▸ EXERCISE PROMPT
Extract the complete listing and output it unchanged.

↓

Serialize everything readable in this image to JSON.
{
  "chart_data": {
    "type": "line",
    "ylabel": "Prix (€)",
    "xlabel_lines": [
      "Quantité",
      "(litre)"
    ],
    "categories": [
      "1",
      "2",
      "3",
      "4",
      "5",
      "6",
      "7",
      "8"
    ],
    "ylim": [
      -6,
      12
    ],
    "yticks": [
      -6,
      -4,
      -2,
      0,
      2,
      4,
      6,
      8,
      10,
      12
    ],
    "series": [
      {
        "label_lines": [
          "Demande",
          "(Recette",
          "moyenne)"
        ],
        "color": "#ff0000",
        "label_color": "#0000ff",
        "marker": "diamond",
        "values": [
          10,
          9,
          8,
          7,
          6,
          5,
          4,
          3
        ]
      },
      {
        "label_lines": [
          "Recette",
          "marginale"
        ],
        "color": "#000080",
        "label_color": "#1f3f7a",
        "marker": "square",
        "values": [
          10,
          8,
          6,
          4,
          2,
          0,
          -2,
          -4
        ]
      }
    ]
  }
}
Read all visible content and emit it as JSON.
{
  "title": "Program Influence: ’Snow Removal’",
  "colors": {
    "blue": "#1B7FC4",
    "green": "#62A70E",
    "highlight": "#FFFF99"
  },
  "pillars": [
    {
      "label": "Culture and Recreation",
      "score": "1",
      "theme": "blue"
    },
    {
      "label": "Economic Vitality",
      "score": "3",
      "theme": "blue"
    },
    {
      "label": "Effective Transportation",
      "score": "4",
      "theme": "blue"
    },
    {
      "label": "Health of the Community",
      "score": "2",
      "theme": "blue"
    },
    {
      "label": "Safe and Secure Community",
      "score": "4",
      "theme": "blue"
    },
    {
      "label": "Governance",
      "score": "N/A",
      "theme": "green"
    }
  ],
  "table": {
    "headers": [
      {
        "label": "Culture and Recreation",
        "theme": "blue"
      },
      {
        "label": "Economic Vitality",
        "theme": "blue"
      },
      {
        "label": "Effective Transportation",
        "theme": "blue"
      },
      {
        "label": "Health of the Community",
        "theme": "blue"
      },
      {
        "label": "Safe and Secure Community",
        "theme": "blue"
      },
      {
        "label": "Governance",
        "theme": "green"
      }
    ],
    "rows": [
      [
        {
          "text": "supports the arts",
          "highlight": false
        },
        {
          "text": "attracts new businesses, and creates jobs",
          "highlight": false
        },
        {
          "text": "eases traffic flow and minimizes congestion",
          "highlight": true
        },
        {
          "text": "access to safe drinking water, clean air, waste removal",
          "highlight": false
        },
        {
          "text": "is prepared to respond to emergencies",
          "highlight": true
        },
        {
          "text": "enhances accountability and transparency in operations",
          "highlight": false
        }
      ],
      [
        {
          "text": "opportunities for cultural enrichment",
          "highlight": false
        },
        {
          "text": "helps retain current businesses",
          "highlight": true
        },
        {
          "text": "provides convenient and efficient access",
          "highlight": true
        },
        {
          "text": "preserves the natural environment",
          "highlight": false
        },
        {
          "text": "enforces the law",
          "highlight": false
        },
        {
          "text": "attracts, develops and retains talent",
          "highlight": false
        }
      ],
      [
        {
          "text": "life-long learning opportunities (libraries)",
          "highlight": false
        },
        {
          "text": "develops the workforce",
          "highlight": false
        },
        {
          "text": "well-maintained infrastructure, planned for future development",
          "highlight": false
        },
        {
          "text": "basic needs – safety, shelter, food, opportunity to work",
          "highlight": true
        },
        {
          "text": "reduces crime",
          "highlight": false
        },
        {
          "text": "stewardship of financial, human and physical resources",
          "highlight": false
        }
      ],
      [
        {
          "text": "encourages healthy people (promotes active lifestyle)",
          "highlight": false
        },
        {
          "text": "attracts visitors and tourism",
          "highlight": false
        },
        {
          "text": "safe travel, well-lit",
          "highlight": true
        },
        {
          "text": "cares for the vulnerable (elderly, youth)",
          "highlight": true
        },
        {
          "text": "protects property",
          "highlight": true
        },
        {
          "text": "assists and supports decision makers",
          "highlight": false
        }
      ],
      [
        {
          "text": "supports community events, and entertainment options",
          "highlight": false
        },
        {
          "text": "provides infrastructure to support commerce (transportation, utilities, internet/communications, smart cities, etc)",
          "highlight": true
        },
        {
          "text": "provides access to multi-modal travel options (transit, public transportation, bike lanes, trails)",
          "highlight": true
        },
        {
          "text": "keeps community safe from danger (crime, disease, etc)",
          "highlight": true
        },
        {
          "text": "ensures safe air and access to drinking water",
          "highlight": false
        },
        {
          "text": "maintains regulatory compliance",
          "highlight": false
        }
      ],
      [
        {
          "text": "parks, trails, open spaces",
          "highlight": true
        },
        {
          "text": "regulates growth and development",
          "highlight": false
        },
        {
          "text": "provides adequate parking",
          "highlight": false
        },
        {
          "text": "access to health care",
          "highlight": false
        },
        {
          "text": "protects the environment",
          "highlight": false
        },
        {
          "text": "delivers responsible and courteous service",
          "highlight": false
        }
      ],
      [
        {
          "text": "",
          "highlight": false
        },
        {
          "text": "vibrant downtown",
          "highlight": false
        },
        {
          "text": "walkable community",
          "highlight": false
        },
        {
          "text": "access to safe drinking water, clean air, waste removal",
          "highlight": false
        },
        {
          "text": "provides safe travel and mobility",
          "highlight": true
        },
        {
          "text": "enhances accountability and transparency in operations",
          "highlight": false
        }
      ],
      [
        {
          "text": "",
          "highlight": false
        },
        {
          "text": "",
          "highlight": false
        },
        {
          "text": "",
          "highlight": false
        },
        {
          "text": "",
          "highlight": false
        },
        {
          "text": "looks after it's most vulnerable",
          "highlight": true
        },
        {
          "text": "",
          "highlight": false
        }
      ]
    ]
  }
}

↑

▸ REPLY
Serialize everything readable in this image to JSON.
{
  "chart_data": {
    "type": "line",
    "ylabel": "Prix (€)",
    "xlabel_lines": [
      "Quantité",
      "(litre)"
    ],
    "categories": [
      "1",
      "2",
      "3",
      "4",
      "5",
      "6",
      "7",
      "8"
    ],
    "ylim": [
      -6,
      12
    ],
    "yticks": [
      -6,
      -4,
      -2,
      0,
      2,
      4,
      6,
      8,
      10,
      12
    ],
    "series": [
      {
        "label_lines": [
          "Demande",
          "(Recette",
          "moyenne)"
        ],
        "color": "#ff0000",
        "label_color": "#0000ff",
        "marker": "diamond",
        "values": [
          10,
          9,
          8,
          7,
          6,
          5,
          4,
          3
        ]
      },
      {
        "label_lines": [
          "Recette",
          "marginale"
        ],
        "color": "#000080",
        "label_color": "#1f3f7a",
        "marker": "square",
        "values": [
          10,
          8,
          6,
          4,
          2,
          0,
          -2,
          -4
        ]
      }
    ]
  }
}
Read all visible content and emit it as JSON.
{
  "title": "Program Influence: ’Snow Removal’",
  "colors": {
    "blue": "#1B7FC4",
    "green": "#62A70E",
    "highlight": "#FFFF99"
  },
  "pillars": [
    {
      "label": "Culture and Recreation",
      "score": "1",
      "theme": "blue"
    },
    {
      "label": "Economic Vitality",
      "score": "3",
      "theme": "blue"
    },
    {
      "label": "Effective Transportation",
      "score": "4",
      "theme": "blue"
    },
    {
      "label": "Health of the Community",
      "score": "2",
      "theme": "blue"
    },
    {
      "label": "Safe and Secure Community",
      "score": "4",
      "theme": "blue"
    },
    {
      "label": "Governance",
      "score": "N/A",
      "theme": "green"
    }
  ],
  "table": {
    "headers": [
      {
        "label": "Culture and Recreation",
        "theme": "blue"
      },
      {
        "label": "Economic Vitality",
        "theme": "blue"
      },
      {
        "label": "Effective Transportation",
        "theme": "blue"
      },
      {
        "label": "Health of the Community",
        "theme": "blue"
      },
      {
        "label": "Safe and Secure Community",
        "theme": "blue"
      },
      {
        "label": "Governance",
        "theme": "green"
      }
    ],
    "rows": [
      [
        {
          "text": "supports the arts",
          "highlight": false
        },
        {
          "text": "attracts new businesses, and creates jobs",
          "highlight": false
        },
        {
          "text": "eases traffic flow and minimizes congestion",
          "highlight": true
        },
        {
          "text": "access to safe drinking water, clean air, waste removal",
          "highlight": false
        },
        {
          "text": "is prepared to respond to emergencies",
          "highlight": true
        },
        {
          "text": "enhances accountability and transparency in operations",
          "highlight": false
        }
      ],
      [
        {
          "text": "opportunities for cultural enrichment",
          "highlight": false
        },
        {
          "text": "helps retain current businesses",
          "highlight": true
        },
        {
          "text": "provides convenient and efficient access",
          "highlight": true
        },
        {
          "text": "preserves the natural environment",
          "highlight": false
        },
        {
          "text": "enforces the law",
          "highlight": false
        },
        {
          "text": "attracts, develops and retains talent",
          "highlight": false
        }
      ],
      [
        {
          "text": "life-long learning opportunities (libraries)",
          "highlight": false
        },
        {
          "text": "develops the workforce",
          "highlight": false
        },
        {
          "text": "well-maintained infrastructure, planned for future development",
          "highlight": false
        },
        {
          "text": "basic needs – safety, shelter, food, opportunity to work",
          "highlight": true
        },
        {
          "text": "reduces crime",
          "highlight": false
        },
        {
          "text": "stewardship of financial, human and physical resources",
          "highlight": false
        }
      ],
      [
        {
          "text": "encourages healthy people (promotes active lifestyle)",
          "highlight": false
        },
        {
          "text": "attracts visitors and tourism",
          "highlight": false
        },
        {
          "text": "safe travel, well-lit",
          "highlight": true
        },
        {
          "text": "cares for the vulnerable (elderly, youth)",
          "highlight": true
        },
        {
          "text": "protects property",
          "highlight": true
        },
        {
          "text": "assists and supports decision makers",
          "highlight": false
        }
      ],
      [
        {
          "text": "supports community events, and entertainment options",
          "highlight": false
        },
        {
          "text": "provides infrastructure to support commerce (transportation, utilities, internet/communications, smart cities, etc)",
          "highlight": true
        },
        {
          "text": "provides access to multi-modal travel options (transit, public transportation, bike lanes, trails)",
          "highlight": true
        },
        {
          "text": "keeps community safe from danger (crime, disease, etc)",
          "highlight": true
        },
        {
          "text": "ensures safe air and access to drinking water",
          "highlight": false
        },
        {
          "text": "maintains regulatory compliance",
          "highlight": false
        }
      ],
      [
        {
          "text": "parks, trails, open spaces",
          "highlight": true
        },
        {
          "text": "regulates growth and development",
          "highlight": false
        },
        {
          "text": "provides adequate parking",
          "highlight": false
        },
        {
          "text": "access to health care",
          "highlight": false
        },
        {
          "text": "protects the environment",
          "highlight": false
        },
        {
          "text": "delivers responsible and courteous service",
          "highlight": false
        }
      ],
      [
        {
          "text": "",
          "highlight": false
        },
        {
          "text": "vibrant downtown",
          "highlight": false
        },
        {
          "text": "walkable community",
          "highlight": false
        },
        {
          "text": "access to safe drinking water, clean air, waste removal",
          "highlight": false
        },
        {
          "text": "provides safe travel and mobility",
          "highlight": true
        },
        {
          "text": "enhances accountability and transparency in operations",
          "highlight": false
        }
      ],
      [
        {
          "text": "",
          "highlight": false
        },
        {
          "text": "",
          "highlight": false
        },
        {
          "text": "",
          "highlight": false
        },
        {
          "text": "",
          "highlight": false
        },
        {
          "text": "looks after it's most vulnerable",
          "highlight": true
        },
        {
          "text": "",
          "highlight": false
        }
      ]
    ]
  }
}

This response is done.